• _Set task_: Check every line below for the word "this" and copy each one that has it.

---------- Entries provided ----------

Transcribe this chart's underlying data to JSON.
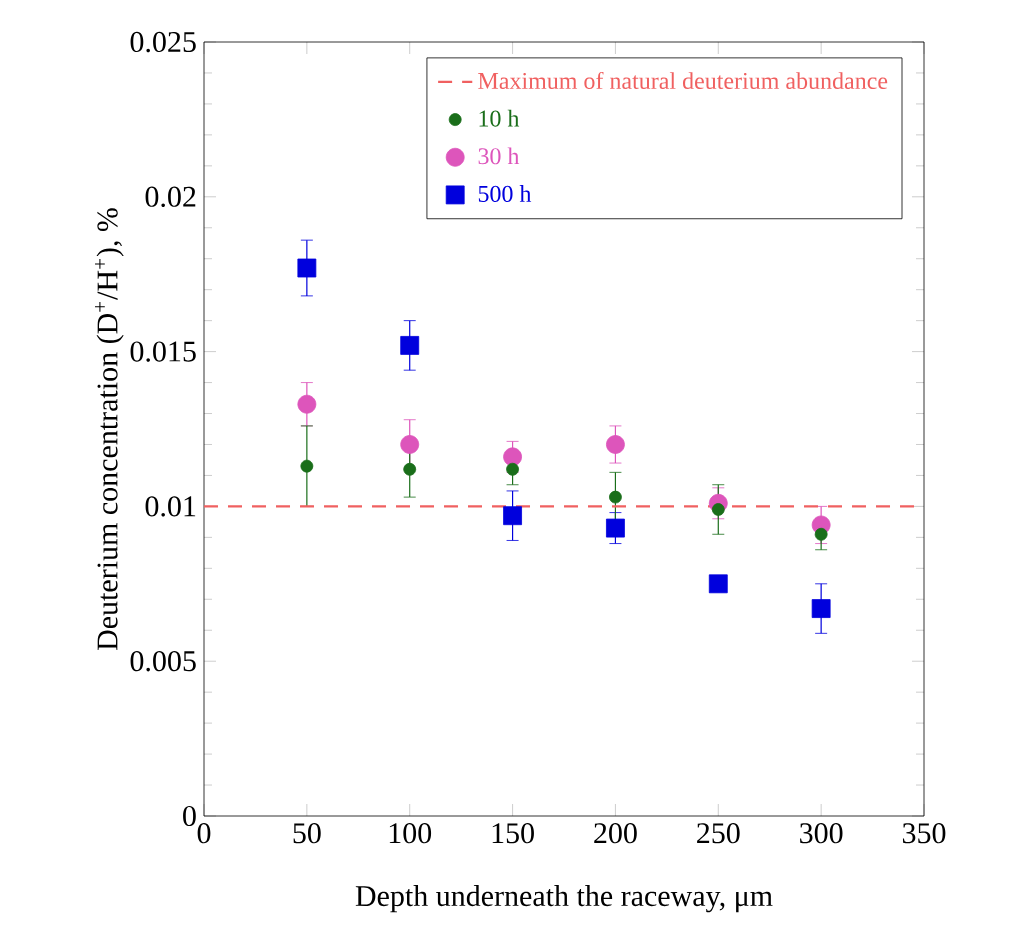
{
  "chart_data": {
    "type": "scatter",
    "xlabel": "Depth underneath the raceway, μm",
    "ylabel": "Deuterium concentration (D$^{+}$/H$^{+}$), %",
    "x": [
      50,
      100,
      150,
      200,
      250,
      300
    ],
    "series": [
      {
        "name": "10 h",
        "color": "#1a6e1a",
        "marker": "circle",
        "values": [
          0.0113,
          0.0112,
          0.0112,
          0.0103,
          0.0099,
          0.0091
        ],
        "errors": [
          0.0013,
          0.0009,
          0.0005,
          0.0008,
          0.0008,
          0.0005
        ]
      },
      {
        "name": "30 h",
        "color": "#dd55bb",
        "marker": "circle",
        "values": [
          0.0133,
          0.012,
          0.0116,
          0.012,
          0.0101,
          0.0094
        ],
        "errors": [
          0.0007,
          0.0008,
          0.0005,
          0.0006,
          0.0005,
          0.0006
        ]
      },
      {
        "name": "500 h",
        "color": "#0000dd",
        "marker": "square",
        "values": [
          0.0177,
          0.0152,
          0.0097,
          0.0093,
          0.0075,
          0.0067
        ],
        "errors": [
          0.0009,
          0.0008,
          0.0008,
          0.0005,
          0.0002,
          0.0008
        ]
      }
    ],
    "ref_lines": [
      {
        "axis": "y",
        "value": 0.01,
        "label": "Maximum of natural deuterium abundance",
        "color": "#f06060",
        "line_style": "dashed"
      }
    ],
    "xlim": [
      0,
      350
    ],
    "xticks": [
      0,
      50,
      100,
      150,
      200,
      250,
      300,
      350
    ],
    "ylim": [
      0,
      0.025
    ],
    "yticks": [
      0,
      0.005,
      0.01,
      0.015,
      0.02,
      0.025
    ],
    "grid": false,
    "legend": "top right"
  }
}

----------
---------- Entries provided ----------

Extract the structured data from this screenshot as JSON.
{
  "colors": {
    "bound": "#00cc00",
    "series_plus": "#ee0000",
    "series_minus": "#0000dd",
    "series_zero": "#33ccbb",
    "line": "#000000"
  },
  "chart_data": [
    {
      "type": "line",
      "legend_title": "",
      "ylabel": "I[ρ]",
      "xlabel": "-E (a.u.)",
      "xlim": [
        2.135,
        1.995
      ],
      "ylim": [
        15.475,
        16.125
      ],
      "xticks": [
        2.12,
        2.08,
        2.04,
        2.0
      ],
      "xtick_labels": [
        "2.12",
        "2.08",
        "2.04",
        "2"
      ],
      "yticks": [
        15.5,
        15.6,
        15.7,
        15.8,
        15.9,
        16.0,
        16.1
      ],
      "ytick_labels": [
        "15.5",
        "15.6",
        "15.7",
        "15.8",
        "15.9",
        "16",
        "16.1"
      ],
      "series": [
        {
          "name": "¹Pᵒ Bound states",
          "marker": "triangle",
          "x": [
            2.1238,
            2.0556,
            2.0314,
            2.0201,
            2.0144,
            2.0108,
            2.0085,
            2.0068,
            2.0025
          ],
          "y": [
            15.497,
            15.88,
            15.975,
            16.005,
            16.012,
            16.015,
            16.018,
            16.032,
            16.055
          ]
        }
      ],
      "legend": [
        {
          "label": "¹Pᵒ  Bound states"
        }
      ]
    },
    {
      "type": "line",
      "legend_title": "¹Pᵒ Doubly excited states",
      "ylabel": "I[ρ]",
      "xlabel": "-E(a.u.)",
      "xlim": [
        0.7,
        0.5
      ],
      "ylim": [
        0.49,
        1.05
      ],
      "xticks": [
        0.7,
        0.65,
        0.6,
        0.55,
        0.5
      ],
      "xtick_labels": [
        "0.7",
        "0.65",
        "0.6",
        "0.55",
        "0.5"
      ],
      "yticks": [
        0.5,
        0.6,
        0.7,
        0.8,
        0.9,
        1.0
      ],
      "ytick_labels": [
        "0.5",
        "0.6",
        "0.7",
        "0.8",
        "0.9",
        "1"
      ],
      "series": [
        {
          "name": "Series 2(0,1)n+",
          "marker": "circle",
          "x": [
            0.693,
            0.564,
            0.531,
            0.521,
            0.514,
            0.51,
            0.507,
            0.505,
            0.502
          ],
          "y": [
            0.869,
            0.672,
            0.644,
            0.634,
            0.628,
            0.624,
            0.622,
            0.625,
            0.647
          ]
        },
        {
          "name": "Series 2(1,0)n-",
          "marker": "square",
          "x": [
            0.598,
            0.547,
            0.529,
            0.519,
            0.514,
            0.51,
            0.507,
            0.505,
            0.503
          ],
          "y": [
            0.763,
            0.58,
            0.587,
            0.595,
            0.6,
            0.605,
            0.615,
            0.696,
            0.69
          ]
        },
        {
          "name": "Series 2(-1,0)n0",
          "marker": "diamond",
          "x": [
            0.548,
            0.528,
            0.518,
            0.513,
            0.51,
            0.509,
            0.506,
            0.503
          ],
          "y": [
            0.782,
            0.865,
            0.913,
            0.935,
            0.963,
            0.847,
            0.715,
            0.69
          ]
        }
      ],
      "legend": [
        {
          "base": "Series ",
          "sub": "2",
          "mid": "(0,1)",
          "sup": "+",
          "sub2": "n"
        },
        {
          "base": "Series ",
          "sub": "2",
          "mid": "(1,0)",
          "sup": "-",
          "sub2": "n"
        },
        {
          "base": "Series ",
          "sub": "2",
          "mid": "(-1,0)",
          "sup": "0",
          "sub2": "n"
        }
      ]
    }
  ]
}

----------

• _The answer_:
Transcribe this chart's underlying data to JSON.
Extract the structured data from this screenshot as JSON.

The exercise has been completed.